### [Brief]
Every line of the data that contains the string "into" must be copied.

### [Data]
┌────────

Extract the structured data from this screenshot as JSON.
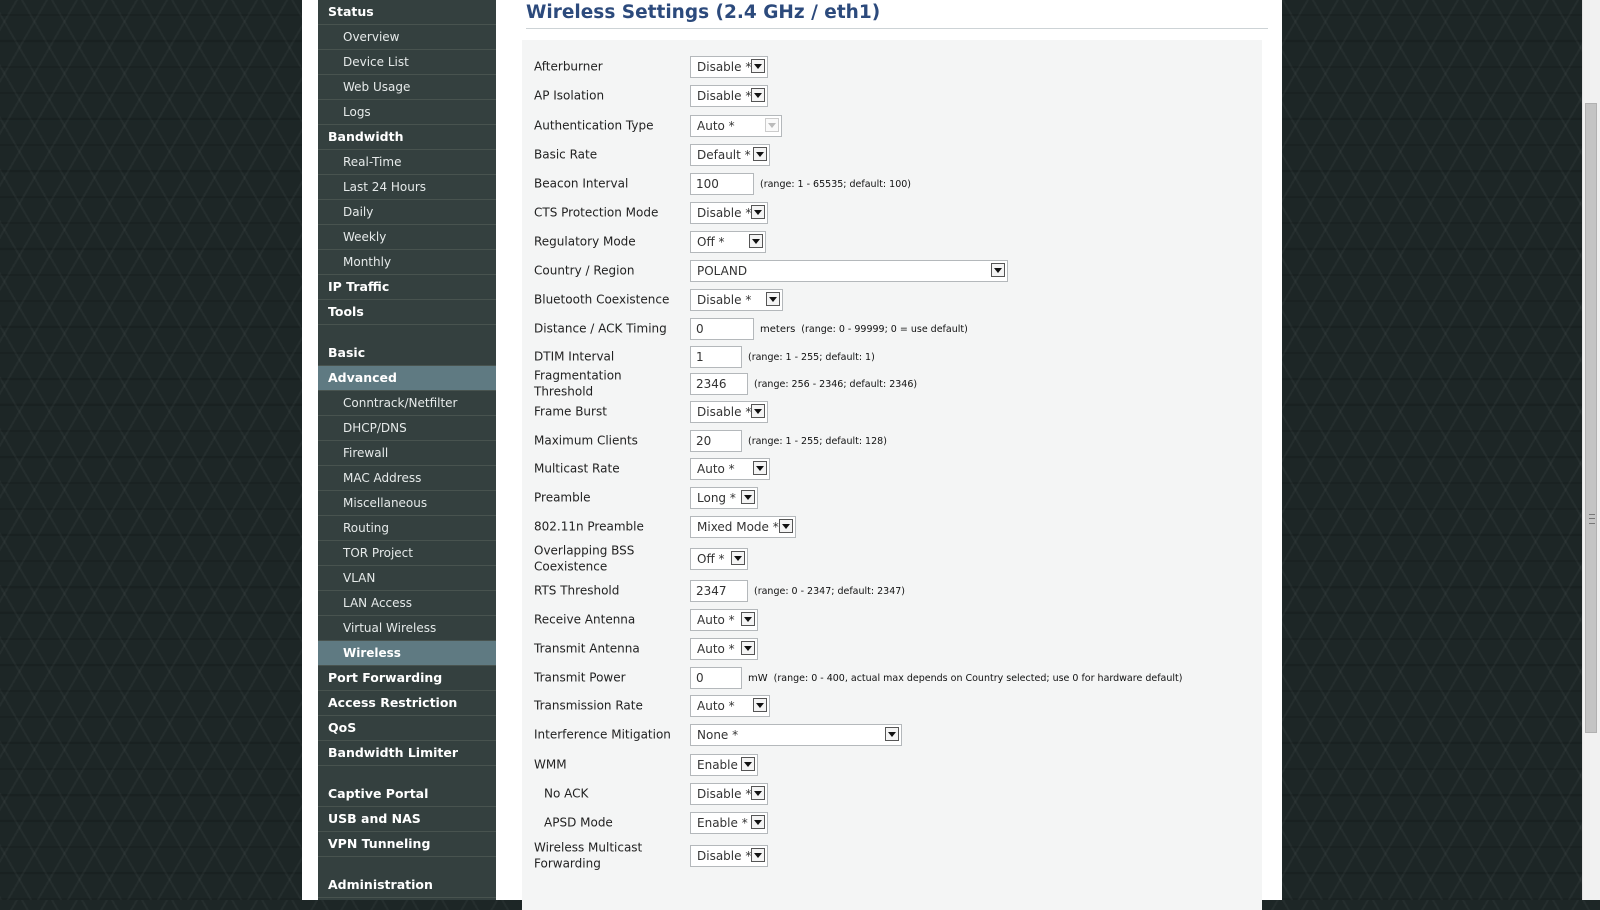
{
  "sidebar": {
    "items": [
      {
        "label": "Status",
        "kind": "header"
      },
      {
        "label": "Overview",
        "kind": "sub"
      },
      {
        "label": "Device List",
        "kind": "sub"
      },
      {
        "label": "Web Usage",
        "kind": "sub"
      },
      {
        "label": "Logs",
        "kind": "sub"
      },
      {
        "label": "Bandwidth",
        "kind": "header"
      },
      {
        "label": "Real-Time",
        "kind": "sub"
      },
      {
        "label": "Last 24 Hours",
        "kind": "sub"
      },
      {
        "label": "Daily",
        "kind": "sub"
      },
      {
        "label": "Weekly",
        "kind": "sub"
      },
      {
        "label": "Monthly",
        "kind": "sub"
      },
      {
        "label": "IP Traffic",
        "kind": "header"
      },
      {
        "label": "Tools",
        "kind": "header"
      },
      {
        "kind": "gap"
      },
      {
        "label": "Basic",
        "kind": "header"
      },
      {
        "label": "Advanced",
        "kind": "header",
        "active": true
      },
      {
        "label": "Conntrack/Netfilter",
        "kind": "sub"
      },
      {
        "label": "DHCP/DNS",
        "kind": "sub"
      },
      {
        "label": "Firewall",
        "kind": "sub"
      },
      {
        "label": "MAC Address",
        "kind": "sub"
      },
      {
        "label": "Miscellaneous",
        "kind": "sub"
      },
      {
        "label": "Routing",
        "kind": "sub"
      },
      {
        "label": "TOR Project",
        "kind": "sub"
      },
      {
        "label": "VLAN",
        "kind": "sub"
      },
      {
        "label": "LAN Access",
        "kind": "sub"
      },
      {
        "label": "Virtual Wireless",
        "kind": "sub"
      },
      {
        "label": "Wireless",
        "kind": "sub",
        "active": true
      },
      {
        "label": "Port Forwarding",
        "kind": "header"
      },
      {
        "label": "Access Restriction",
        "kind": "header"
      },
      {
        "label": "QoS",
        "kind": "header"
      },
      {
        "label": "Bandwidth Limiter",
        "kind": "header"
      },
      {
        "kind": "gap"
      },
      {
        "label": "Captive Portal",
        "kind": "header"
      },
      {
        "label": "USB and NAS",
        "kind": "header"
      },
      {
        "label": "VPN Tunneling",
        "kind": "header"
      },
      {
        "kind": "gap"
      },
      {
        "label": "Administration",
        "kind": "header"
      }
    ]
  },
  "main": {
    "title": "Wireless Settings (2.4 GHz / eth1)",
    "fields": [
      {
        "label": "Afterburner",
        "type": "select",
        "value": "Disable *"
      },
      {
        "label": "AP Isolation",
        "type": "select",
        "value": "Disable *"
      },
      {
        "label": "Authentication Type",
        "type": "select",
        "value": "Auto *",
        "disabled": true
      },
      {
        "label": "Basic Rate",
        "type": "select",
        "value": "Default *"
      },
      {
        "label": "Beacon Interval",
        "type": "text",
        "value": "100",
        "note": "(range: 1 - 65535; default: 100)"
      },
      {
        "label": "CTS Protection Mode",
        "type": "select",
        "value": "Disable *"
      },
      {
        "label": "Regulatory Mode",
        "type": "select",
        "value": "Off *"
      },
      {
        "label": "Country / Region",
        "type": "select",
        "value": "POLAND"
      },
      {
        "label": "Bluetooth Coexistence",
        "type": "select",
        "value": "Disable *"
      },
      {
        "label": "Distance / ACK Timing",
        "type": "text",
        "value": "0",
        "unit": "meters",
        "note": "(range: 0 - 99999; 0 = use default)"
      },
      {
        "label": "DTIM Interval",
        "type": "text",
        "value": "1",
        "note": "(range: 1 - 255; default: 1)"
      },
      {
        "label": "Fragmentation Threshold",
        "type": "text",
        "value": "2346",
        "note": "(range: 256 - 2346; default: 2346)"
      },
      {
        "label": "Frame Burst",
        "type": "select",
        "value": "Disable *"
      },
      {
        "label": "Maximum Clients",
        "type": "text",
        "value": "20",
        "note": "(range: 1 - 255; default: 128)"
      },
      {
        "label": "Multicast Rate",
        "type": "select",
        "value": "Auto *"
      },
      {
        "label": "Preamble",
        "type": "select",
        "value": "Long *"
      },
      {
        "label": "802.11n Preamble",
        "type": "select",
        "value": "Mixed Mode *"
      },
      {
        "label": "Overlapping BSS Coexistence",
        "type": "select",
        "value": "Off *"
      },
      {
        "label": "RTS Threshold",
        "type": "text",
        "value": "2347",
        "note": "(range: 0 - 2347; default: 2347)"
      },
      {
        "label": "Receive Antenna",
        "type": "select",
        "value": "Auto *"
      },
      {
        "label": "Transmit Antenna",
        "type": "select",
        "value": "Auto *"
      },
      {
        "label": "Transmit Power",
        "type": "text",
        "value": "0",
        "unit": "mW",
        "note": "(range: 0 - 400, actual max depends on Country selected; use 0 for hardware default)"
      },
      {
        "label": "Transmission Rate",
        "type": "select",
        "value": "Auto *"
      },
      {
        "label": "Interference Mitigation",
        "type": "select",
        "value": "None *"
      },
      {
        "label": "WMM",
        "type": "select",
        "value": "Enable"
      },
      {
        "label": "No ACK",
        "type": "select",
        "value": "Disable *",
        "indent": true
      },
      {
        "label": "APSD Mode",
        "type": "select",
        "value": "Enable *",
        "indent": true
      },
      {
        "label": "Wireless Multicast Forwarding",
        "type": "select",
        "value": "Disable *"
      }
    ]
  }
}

└────────
┌────────

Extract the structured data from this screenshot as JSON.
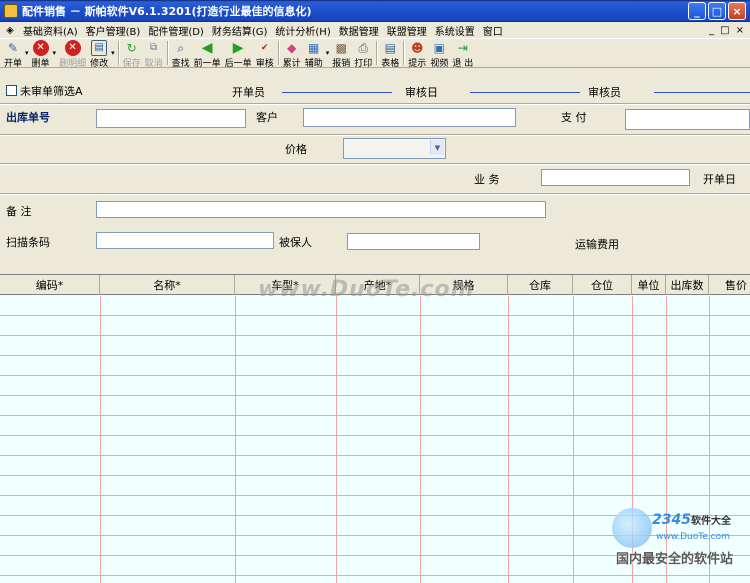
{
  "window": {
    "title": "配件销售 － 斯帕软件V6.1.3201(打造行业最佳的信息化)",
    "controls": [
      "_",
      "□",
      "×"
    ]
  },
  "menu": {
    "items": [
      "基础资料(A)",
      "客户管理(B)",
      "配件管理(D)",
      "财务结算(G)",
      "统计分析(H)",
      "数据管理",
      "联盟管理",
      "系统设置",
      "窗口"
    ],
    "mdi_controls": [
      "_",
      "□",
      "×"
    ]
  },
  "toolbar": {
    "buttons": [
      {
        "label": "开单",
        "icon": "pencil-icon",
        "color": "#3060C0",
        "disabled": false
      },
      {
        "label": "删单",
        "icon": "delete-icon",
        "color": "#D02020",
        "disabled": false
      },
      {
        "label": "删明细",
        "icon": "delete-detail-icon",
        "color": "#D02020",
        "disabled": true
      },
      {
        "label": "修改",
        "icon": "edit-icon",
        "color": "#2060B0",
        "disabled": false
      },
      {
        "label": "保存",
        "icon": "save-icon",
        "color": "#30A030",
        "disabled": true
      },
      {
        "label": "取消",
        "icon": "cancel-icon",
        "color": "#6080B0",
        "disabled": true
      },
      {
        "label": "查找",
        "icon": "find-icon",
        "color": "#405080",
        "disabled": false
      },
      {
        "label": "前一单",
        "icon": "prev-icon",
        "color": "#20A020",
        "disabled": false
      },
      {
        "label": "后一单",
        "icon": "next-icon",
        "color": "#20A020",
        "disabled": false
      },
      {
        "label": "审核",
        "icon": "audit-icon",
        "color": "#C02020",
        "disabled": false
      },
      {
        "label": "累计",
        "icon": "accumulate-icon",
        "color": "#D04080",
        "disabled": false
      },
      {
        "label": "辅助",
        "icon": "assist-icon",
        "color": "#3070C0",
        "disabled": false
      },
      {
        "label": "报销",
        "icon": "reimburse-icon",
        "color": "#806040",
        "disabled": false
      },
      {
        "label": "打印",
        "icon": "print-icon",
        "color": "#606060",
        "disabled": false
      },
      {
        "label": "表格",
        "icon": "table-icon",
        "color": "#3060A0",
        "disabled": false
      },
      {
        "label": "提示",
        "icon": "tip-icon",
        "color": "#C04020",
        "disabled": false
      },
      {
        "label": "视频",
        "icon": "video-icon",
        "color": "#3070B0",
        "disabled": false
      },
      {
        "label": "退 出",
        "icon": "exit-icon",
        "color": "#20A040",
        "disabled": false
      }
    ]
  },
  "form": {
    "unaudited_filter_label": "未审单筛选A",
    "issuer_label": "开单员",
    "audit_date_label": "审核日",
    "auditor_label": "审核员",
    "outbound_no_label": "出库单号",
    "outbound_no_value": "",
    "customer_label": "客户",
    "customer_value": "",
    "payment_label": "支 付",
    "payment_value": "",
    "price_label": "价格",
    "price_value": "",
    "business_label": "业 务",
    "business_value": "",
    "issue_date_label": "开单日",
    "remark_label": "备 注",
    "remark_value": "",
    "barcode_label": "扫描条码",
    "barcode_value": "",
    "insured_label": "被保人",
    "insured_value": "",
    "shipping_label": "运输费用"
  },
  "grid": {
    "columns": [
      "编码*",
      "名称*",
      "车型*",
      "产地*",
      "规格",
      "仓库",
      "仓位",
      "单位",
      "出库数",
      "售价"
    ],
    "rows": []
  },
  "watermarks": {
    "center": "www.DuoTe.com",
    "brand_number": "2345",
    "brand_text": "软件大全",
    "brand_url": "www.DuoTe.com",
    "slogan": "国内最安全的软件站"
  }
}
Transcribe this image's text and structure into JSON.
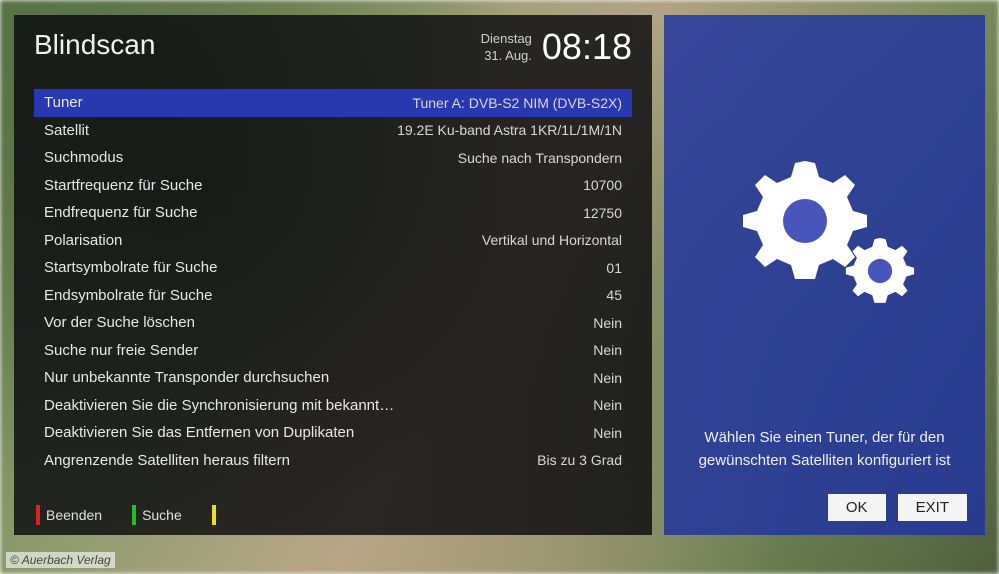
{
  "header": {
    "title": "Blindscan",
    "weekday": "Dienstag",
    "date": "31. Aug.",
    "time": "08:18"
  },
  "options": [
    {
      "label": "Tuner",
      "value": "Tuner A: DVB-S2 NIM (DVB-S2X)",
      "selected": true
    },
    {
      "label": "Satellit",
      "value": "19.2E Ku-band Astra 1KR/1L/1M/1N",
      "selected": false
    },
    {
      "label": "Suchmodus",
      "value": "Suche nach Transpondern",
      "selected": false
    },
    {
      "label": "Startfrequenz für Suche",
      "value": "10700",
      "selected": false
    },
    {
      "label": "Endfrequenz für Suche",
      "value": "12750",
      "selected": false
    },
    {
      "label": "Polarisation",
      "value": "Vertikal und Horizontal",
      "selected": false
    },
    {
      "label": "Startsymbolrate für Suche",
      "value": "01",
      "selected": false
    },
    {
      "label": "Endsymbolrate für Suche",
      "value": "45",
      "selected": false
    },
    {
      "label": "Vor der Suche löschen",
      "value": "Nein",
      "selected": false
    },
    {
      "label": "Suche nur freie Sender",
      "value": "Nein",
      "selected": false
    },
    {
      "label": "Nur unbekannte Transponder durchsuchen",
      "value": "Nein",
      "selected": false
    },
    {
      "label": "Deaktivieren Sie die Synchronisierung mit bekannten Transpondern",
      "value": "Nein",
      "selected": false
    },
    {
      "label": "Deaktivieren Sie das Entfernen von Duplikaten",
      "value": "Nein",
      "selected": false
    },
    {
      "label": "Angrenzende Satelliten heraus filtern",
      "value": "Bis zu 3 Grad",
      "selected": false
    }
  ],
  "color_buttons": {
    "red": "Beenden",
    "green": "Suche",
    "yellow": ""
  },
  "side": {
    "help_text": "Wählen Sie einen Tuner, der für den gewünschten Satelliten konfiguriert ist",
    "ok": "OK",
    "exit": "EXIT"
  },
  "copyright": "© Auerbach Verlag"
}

└────────
┌────────

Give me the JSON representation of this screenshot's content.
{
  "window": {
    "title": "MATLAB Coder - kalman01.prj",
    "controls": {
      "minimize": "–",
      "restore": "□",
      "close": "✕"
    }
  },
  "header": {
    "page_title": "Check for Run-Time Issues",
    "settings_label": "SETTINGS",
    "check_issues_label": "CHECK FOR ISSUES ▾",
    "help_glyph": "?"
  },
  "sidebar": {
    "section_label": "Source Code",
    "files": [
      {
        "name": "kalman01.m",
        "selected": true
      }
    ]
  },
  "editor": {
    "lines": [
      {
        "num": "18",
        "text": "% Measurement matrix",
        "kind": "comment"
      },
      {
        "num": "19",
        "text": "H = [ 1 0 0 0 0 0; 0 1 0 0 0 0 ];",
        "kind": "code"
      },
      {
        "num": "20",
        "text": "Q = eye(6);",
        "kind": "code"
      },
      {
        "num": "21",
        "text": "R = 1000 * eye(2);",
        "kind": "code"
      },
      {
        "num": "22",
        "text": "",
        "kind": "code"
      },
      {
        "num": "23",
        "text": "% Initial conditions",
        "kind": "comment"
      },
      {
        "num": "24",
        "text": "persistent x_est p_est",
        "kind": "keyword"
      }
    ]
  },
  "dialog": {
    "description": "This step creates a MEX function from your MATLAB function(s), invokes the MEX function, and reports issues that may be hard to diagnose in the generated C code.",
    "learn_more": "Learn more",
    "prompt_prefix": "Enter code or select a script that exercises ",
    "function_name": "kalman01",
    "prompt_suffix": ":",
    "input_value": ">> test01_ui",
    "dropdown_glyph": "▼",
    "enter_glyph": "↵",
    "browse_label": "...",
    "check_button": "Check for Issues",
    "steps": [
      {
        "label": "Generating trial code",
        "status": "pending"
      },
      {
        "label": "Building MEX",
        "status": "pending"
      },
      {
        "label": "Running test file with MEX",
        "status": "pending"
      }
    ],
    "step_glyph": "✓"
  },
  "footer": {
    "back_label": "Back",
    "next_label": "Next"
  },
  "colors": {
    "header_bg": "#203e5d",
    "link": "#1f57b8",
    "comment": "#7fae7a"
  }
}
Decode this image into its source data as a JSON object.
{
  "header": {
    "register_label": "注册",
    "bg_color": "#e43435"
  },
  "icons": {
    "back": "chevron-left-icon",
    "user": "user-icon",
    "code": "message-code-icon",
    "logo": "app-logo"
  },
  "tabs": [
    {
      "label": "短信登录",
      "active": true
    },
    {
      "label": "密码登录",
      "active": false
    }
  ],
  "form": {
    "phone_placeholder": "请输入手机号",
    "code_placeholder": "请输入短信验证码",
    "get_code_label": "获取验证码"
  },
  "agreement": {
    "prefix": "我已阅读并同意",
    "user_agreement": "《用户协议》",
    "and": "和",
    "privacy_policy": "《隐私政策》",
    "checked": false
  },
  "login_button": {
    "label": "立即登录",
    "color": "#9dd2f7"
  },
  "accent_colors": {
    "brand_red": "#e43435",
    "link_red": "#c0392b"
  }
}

└────────

### [Right answer]
Transcribe this image's text and structure into JSON.
Decode this image into its source data as a JSON object.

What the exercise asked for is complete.